# Task statement:
Find every line of the listing below where "from" appears, and copy it.
———
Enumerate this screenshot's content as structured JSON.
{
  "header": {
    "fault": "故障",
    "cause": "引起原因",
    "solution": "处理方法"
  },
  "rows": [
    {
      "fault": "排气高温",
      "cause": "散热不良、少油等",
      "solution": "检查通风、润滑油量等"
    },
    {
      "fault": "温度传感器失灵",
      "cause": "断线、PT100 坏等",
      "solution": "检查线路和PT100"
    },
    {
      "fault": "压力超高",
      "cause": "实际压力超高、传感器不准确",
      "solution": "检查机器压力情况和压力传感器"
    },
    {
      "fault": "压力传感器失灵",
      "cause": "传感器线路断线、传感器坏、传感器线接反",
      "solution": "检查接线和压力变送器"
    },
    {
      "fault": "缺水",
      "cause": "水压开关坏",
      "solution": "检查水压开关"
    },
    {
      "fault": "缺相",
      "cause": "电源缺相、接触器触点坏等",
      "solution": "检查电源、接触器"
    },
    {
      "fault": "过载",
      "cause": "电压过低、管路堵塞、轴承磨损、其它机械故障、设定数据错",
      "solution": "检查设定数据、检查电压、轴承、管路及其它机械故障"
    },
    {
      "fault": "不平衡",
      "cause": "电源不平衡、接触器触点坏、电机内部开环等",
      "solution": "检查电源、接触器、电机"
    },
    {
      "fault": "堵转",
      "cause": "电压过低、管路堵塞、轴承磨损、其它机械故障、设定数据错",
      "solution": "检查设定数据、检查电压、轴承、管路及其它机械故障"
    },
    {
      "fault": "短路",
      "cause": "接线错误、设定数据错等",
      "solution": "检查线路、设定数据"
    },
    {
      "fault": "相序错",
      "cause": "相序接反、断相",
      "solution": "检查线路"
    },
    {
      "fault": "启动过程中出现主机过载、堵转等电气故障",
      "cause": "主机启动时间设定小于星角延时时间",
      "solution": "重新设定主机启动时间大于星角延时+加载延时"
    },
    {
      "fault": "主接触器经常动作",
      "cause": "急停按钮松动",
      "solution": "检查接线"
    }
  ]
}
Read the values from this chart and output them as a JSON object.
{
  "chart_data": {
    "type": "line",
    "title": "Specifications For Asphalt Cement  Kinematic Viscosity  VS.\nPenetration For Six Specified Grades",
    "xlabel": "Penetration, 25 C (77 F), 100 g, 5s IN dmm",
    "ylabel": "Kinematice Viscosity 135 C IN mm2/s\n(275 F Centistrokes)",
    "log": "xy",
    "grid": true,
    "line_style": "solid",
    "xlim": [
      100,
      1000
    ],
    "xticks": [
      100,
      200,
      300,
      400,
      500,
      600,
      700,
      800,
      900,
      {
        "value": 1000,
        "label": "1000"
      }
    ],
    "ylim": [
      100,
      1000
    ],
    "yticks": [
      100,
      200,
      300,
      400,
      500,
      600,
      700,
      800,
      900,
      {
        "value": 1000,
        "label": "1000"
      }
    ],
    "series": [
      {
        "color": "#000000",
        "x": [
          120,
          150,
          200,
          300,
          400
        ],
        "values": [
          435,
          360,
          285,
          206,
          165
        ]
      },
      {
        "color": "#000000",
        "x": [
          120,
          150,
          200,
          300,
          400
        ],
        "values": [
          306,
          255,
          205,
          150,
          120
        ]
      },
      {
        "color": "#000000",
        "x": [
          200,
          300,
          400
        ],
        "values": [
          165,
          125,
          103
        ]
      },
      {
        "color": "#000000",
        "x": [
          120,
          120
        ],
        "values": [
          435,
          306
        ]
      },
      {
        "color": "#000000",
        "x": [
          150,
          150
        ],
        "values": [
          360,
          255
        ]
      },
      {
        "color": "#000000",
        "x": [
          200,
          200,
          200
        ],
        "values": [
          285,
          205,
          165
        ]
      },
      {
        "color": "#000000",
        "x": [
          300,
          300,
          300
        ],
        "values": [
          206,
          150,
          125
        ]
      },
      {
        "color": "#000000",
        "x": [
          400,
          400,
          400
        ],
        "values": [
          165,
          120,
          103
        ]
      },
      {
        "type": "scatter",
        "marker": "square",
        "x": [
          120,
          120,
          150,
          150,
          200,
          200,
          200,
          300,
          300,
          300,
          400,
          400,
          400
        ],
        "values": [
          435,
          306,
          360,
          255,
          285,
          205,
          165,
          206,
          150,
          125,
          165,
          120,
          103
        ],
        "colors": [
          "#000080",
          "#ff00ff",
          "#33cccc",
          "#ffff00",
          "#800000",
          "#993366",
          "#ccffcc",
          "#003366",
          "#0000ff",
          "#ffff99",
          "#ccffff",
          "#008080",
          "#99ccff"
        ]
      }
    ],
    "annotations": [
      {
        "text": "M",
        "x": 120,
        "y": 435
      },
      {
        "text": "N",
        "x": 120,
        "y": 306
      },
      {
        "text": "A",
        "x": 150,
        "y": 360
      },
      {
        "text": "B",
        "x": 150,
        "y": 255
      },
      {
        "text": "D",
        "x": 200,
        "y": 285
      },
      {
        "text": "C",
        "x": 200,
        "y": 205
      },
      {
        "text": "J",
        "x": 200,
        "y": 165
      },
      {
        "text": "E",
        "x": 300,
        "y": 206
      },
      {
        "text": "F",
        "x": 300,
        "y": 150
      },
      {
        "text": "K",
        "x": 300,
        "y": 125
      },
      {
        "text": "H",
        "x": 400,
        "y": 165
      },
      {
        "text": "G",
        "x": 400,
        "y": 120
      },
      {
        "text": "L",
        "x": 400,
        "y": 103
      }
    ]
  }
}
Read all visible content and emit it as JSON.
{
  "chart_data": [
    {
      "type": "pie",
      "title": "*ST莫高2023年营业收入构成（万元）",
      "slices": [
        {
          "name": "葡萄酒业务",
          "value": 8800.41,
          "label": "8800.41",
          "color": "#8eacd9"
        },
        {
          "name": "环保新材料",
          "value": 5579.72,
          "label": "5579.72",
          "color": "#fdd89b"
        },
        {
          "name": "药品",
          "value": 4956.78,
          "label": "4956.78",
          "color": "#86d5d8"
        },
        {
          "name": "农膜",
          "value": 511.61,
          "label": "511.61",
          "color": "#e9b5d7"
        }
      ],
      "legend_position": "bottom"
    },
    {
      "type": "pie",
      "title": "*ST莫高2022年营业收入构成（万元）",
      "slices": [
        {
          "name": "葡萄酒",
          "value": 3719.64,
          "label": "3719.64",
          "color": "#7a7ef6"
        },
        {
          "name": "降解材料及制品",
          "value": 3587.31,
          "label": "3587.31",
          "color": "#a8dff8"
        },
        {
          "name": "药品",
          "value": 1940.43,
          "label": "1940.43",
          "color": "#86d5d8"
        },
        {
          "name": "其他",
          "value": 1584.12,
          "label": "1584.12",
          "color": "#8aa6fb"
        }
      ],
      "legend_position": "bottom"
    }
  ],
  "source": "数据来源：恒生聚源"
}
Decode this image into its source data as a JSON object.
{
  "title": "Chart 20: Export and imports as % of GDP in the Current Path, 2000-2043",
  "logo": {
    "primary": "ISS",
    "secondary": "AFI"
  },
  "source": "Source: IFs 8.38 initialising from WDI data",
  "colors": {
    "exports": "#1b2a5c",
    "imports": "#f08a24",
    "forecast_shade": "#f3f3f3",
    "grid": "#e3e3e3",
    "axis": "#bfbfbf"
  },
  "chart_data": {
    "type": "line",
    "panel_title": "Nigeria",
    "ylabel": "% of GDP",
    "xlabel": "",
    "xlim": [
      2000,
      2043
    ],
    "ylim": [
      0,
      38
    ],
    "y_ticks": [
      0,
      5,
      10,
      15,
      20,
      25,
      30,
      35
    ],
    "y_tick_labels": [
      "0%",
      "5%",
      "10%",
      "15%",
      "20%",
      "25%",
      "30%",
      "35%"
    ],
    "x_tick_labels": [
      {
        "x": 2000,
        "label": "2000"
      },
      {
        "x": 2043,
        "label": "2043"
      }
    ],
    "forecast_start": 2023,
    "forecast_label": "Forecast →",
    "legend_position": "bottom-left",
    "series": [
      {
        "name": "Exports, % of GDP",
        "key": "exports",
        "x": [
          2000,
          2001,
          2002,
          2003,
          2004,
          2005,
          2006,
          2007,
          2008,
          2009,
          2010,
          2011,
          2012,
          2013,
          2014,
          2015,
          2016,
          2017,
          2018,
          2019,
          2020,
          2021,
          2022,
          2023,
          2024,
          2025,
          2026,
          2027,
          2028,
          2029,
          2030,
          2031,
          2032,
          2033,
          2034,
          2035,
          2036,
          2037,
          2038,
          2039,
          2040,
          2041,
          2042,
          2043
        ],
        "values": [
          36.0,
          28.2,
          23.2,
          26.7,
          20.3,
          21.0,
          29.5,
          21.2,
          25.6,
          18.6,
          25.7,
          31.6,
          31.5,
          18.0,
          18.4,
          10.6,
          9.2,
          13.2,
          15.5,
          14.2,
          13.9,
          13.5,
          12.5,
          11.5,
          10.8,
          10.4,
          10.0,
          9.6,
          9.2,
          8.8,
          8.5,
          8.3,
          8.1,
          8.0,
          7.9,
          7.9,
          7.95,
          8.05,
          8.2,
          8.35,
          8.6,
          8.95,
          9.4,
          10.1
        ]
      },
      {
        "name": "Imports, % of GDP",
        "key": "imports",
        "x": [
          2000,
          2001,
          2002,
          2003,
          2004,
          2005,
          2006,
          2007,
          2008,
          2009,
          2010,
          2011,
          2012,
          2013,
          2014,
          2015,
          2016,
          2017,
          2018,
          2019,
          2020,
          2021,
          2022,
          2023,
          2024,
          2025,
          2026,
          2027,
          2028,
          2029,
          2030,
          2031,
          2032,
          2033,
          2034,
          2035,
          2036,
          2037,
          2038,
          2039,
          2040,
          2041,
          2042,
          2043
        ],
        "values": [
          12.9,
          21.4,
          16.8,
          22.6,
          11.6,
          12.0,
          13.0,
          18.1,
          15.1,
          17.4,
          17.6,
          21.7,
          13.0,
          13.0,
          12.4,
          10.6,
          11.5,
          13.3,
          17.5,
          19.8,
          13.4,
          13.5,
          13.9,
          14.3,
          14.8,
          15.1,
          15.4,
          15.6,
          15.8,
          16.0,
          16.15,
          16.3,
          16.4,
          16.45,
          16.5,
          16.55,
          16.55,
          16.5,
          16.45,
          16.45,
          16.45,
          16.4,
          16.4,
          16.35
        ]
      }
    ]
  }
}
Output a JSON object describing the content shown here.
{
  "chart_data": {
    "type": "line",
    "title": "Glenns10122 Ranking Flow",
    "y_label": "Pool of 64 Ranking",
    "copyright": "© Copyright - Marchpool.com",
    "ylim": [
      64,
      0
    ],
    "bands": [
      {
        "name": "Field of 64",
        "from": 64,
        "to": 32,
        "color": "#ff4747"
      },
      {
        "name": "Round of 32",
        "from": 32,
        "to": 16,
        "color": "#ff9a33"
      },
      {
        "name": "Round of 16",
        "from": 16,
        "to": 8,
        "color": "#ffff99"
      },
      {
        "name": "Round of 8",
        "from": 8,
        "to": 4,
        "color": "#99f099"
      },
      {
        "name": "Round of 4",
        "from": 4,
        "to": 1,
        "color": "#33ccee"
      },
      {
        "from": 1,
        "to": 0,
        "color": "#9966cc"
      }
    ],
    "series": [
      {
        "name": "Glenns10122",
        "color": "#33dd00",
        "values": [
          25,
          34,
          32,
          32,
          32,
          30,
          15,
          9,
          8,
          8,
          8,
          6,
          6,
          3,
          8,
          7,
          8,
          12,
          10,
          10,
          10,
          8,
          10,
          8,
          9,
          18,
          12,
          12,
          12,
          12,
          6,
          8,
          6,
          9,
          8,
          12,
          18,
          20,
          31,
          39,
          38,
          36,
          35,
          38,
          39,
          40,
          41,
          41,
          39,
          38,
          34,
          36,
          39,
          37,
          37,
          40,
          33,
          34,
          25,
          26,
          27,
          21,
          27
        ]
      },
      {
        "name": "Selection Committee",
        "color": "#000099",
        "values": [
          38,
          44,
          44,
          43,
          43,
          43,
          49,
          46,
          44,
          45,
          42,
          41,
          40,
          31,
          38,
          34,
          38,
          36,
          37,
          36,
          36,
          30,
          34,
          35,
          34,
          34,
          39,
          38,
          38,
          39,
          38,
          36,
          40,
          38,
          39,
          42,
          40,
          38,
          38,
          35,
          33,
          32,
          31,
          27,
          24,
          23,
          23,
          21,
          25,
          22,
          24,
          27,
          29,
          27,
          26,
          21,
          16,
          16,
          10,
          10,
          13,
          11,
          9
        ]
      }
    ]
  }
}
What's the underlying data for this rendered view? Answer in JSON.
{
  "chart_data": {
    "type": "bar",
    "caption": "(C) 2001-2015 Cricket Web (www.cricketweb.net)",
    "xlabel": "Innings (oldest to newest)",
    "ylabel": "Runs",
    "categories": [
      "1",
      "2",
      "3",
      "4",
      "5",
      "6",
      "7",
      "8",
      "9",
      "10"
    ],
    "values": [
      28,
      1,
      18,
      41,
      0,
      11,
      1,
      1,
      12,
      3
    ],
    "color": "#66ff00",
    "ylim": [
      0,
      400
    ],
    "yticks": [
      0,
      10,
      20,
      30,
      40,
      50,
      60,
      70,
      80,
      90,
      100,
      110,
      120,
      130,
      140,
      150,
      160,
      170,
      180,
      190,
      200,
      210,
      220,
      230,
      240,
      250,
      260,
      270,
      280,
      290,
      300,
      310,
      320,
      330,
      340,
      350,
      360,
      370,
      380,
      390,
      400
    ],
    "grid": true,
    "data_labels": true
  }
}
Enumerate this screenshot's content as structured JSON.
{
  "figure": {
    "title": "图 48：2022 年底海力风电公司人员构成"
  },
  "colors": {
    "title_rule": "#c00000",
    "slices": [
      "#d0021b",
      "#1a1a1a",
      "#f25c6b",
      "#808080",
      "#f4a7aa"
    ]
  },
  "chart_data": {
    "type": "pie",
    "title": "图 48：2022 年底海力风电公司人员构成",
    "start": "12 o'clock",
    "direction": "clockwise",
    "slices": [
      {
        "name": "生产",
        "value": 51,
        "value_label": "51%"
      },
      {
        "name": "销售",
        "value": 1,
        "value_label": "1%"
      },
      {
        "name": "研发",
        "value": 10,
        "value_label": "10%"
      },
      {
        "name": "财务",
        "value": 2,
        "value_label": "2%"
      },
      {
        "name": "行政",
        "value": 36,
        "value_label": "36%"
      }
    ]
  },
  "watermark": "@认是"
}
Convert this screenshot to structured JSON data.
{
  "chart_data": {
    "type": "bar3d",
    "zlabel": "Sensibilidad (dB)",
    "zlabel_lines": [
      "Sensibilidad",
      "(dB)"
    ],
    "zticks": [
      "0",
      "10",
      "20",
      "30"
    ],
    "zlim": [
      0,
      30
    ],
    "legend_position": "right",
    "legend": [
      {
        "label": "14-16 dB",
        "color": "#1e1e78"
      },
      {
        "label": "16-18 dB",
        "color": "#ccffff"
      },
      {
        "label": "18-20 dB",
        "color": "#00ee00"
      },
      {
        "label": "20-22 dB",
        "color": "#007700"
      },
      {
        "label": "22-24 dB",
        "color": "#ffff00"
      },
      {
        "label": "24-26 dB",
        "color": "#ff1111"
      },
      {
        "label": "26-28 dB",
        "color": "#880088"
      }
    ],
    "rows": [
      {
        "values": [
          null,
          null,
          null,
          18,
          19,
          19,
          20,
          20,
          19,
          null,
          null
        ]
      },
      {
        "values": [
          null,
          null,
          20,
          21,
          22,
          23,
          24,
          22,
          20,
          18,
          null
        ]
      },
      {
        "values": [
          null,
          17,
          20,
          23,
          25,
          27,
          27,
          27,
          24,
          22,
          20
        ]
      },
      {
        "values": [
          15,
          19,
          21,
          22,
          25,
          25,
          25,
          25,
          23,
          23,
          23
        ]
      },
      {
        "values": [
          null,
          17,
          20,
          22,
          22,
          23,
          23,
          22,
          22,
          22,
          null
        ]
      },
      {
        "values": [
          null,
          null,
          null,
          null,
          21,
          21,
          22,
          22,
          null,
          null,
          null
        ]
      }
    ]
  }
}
———
# Exercise output:
Read the values from this chart and output them as a JSON object.
  "source": "Source: IFs 8.38 initialising from WDI data",
        "from": 64,
        "from": 32,
        "from": 16,
        "from": 8,
        "from": 4,
        "from": 1,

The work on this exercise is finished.